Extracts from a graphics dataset
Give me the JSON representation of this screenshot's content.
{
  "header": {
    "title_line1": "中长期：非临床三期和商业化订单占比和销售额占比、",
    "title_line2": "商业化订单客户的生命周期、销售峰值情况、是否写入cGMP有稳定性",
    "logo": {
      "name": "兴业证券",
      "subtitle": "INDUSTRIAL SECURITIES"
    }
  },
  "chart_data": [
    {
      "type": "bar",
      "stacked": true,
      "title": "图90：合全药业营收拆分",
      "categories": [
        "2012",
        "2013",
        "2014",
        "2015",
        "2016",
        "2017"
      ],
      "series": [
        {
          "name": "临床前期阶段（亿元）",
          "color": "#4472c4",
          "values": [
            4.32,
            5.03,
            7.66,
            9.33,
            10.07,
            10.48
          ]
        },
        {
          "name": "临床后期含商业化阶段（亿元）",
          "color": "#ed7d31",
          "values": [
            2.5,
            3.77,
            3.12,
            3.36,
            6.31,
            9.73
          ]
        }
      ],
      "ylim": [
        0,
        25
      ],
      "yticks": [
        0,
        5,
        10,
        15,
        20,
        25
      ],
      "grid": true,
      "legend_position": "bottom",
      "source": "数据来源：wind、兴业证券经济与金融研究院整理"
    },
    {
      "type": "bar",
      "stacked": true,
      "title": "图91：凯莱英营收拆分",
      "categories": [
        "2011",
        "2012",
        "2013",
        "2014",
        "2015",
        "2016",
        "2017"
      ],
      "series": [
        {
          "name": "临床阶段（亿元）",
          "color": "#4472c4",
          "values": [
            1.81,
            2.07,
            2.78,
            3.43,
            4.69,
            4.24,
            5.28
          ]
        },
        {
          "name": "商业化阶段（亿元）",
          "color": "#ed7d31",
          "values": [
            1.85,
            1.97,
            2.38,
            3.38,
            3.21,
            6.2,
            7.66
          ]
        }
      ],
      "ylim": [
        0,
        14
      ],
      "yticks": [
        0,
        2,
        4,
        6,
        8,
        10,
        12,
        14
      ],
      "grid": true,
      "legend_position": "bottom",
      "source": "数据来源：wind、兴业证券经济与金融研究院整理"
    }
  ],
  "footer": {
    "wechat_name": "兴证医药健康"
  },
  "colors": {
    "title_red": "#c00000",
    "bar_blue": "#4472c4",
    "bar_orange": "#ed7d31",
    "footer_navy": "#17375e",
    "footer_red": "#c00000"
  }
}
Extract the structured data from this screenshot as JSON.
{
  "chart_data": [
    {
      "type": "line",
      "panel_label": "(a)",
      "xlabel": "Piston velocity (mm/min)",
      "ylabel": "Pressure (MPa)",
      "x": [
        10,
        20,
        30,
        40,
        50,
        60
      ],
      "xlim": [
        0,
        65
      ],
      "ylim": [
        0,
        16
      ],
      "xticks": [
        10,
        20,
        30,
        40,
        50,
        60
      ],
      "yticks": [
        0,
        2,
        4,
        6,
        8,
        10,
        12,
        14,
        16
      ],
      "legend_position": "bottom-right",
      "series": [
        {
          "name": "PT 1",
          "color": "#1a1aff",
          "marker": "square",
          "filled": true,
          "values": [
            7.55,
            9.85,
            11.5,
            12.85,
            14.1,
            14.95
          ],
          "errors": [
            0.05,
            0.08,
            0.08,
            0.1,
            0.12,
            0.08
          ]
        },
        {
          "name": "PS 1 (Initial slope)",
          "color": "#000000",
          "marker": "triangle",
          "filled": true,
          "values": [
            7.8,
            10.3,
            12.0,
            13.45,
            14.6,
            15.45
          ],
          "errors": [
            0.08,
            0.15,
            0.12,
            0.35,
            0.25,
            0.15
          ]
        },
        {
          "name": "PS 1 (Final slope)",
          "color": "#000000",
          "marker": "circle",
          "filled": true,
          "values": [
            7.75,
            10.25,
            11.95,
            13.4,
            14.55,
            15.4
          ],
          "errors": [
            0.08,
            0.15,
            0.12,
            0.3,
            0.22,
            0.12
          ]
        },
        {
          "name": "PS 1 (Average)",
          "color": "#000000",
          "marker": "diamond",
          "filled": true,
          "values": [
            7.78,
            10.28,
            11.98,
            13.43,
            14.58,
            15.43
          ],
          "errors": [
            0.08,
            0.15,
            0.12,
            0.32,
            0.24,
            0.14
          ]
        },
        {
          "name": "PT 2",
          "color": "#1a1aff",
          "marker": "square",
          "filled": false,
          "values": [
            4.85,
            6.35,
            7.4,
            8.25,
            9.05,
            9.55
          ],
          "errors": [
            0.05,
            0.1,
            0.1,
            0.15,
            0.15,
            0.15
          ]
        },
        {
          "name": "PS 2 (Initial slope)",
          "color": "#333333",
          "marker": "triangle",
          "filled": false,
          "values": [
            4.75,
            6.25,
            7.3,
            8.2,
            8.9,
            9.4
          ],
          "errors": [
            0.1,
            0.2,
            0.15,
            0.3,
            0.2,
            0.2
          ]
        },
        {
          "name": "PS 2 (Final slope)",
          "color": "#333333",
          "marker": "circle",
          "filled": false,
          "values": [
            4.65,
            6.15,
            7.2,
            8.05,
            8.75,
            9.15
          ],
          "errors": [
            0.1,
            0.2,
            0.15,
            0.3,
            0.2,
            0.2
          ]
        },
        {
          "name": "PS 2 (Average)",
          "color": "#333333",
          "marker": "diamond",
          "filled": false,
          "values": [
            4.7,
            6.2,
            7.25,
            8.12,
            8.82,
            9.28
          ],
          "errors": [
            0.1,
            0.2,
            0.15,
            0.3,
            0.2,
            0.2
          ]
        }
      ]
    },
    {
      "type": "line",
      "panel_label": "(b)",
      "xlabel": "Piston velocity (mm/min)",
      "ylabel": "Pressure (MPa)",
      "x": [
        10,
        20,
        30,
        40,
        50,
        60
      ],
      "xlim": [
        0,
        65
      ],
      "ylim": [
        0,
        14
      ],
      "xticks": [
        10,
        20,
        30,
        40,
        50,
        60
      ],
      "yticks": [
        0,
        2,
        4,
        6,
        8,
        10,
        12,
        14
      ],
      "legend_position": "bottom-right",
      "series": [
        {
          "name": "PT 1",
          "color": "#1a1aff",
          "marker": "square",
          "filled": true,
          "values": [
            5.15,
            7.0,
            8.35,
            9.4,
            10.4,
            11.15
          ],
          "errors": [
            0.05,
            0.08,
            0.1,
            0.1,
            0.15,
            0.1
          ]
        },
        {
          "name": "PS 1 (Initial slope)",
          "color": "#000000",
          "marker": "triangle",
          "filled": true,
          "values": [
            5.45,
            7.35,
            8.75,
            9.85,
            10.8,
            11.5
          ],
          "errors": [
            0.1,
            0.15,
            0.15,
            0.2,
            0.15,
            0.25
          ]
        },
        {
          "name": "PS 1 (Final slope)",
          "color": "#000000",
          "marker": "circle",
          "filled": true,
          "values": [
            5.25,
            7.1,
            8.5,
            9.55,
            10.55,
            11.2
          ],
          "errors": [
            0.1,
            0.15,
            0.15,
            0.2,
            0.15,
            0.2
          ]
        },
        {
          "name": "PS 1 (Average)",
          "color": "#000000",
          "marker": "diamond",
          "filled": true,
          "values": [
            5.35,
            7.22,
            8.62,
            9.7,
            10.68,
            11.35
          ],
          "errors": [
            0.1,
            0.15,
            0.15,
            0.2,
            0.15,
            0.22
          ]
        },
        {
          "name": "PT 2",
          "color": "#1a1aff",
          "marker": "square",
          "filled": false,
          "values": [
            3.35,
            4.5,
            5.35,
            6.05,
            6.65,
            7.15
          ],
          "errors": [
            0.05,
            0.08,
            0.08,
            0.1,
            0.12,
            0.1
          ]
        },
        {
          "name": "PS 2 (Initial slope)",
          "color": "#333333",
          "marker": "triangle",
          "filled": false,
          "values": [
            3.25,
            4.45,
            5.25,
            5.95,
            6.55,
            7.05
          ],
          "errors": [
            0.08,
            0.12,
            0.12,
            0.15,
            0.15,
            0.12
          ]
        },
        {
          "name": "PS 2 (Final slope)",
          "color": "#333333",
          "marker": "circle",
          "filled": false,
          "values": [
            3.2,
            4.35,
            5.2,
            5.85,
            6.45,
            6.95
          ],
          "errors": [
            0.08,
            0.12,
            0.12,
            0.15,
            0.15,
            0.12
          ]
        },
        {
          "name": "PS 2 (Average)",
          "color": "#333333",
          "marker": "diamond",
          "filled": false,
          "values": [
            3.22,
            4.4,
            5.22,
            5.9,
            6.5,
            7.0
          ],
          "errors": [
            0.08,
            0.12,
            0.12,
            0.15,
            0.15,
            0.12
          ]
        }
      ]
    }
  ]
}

— Given instruction —
Copy all lines from the material that contain "screenshot".

— Result —
Give me the JSON representation of this screenshot's content.
Extract the structured data from this screenshot as JSON.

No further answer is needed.